** Aim **
Every record here should be printed again exactly.

** Data provided **
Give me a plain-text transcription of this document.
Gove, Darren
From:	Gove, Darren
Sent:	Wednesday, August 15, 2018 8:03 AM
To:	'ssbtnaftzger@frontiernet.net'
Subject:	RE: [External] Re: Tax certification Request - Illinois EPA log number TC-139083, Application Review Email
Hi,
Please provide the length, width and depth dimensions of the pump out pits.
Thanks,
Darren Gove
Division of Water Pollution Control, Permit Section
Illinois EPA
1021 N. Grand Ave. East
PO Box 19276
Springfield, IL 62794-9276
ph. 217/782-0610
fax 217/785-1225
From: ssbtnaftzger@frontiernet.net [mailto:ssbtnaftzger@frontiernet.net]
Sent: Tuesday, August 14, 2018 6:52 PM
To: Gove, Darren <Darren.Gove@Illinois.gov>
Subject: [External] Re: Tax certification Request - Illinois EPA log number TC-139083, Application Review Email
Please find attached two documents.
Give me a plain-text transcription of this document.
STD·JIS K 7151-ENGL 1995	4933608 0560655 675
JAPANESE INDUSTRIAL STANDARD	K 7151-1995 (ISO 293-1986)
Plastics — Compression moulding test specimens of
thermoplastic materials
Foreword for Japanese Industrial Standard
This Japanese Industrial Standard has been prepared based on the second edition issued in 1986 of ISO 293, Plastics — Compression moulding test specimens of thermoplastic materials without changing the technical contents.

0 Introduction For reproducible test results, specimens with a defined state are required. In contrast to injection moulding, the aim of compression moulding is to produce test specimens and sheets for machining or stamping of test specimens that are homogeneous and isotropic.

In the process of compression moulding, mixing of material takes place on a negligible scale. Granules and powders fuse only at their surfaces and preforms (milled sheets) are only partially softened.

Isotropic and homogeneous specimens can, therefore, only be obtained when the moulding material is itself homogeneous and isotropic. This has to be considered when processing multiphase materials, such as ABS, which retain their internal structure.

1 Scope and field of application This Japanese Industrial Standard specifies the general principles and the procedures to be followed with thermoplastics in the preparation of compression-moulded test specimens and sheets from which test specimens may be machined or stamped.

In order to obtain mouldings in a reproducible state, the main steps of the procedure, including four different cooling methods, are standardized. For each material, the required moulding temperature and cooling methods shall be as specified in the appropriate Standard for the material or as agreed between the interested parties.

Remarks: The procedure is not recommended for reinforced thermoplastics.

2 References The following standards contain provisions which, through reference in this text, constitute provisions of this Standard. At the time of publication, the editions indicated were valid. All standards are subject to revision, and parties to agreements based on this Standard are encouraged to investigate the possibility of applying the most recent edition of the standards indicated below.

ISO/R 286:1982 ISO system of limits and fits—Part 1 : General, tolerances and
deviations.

** Finished exercise **
Give me a plain-text transcription of this document.
Gove, Darren
From:	Gove, Darren
Sent:	Wednesday, August 15, 2018 8:03 AM
To:	'ssbtnaftzger@frontiernet.net'
Subject:	RE: [External] Re: Tax certification Request - Illinois EPA log number TC-139083, Application Review Email
Hi,
Please provide the length, width and depth dimensions of the pump out pits.
Thanks,
Darren Gove
Division of Water Pollution Control, Permit Section
Illinois EPA
1021 N. Grand Ave. East
PO Box 19276
Springfield, IL 62794-9276
ph. 217/782-0610
fax 217/785-1225
From: ssbtnaftzger@frontiernet.net [mailto:ssbtnaftzger@frontiernet.net]
Sent: Tuesday, August 14, 2018 6:52 PM
To: Gove, Darren <Darren.Gove@Illinois.gov>
Subject: [External] Re: Tax certification Request - Illinois EPA log number TC-139083, Application Review Email
Please find attached two documents.
Give me a plain-text transcription of this document.
STD·JIS K 7151-ENGL 1995	4933608 0560655 675
JAPANESE INDUSTRIAL STANDARD	K 7151-1995 (ISO 293-1986)
Plastics — Compression moulding test specimens of
thermoplastic materials
Foreword for Japanese Industrial Standard
This Japanese Industrial Standard has been prepared based on the second edition issued in 1986 of ISO 293, Plastics — Compression moulding test specimens of thermoplastic materials without changing the technical contents.

0 Introduction For reproducible test results, specimens with a defined state are required. In contrast to injection moulding, the aim of compression moulding is to produce test specimens and sheets for machining or stamping of test specimens that are homogeneous and isotropic.

In the process of compression moulding, mixing of material takes place on a negligible scale. Granules and powders fuse only at their surfaces and preforms (milled sheets) are only partially softened.

Isotropic and homogeneous specimens can, therefore, only be obtained when the moulding material is itself homogeneous and isotropic. This has to be considered when processing multiphase materials, such as ABS, which retain their internal structure.

1 Scope and field of application This Japanese Industrial Standard specifies the general principles and the procedures to be followed with thermoplastics in the preparation of compression-moulded test specimens and sheets from which test specimens may be machined or stamped.

In order to obtain mouldings in a reproducible state, the main steps of the procedure, including four different cooling methods, are standardized. For each material, the required moulding temperature and cooling methods shall be as specified in the appropriate Standard for the material or as agreed between the interested parties.

Remarks: The procedure is not recommended for reinforced thermoplastics.

2 References The following standards contain provisions which, through reference in this text, constitute provisions of this Standard. At the time of publication, the editions indicated were valid. All standards are subject to revision, and parties to agreements based on this Standard are encouraged to investigate the possibility of applying the most recent edition of the standards indicated below.

ISO/R 286:1982 ISO system of limits and fits—Part 1 : General, tolerances and
deviations.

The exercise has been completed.